• What is asked: In the following material, identify every line holding the string "screenshot" and return it.

(Figure dataset records)
· · · ·
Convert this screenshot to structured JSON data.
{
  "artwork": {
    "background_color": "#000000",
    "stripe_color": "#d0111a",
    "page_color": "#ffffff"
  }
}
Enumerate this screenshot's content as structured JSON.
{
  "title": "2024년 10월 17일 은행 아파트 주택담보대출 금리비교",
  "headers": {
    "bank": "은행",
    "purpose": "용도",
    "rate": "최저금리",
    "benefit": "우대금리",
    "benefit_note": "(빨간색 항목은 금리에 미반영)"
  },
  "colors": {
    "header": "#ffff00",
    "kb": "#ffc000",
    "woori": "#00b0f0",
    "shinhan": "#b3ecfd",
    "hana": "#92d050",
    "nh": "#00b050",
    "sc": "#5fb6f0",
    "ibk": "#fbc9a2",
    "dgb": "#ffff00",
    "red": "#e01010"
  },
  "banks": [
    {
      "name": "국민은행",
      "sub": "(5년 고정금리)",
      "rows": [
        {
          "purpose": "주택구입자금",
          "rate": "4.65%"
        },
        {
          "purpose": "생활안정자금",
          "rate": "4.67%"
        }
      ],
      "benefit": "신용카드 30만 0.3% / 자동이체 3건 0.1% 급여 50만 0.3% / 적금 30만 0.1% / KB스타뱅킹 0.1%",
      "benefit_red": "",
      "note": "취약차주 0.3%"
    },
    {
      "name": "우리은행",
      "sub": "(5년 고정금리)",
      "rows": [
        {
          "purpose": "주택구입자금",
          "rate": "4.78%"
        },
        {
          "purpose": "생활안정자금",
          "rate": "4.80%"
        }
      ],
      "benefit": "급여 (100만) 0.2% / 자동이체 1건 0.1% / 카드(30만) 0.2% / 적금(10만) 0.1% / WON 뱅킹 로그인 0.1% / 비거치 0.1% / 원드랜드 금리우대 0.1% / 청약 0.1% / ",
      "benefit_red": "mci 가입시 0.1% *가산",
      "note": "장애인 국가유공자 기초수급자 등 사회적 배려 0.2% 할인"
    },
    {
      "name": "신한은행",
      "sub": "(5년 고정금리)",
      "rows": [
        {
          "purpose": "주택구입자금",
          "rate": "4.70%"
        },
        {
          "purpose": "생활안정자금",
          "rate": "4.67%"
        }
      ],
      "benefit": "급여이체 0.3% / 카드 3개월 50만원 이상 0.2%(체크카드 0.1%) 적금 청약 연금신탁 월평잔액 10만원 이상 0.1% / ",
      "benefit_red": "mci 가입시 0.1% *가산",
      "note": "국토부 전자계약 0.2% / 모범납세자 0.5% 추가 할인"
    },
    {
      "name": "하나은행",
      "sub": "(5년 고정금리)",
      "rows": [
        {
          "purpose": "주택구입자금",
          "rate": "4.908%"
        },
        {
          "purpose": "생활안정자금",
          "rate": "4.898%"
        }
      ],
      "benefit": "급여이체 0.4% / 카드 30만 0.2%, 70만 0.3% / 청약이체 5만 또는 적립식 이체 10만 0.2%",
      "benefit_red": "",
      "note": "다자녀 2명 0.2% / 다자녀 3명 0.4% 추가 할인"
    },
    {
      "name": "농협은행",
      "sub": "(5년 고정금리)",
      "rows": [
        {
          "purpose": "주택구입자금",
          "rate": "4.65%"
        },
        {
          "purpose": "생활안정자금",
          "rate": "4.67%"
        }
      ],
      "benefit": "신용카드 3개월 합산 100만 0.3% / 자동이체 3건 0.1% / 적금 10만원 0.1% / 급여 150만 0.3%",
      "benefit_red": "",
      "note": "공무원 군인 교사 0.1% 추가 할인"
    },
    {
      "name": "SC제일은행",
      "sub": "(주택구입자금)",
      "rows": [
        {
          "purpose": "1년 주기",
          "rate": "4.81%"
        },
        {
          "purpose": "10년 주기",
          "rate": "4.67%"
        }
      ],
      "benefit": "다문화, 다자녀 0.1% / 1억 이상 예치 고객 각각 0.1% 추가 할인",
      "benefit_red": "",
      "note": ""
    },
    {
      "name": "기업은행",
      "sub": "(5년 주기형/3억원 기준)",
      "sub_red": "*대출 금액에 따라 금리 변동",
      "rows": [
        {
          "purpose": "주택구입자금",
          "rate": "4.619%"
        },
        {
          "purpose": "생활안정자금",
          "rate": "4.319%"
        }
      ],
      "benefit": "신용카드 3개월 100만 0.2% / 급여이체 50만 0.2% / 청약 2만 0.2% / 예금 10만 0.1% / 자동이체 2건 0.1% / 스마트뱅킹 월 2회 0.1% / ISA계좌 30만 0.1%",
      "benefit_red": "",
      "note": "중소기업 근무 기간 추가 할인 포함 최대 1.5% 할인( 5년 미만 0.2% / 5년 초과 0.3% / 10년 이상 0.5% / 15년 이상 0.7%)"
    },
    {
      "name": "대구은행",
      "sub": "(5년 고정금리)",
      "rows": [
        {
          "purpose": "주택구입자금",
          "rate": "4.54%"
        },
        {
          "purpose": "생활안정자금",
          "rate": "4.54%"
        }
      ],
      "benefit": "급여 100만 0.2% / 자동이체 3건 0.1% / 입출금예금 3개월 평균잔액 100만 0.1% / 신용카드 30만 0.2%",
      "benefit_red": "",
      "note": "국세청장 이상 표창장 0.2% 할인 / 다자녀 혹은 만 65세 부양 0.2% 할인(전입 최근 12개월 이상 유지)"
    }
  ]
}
· · · ·
• Result:
Convert this screenshot to structured JSON data.
Enumerate this screenshot's content as structured JSON.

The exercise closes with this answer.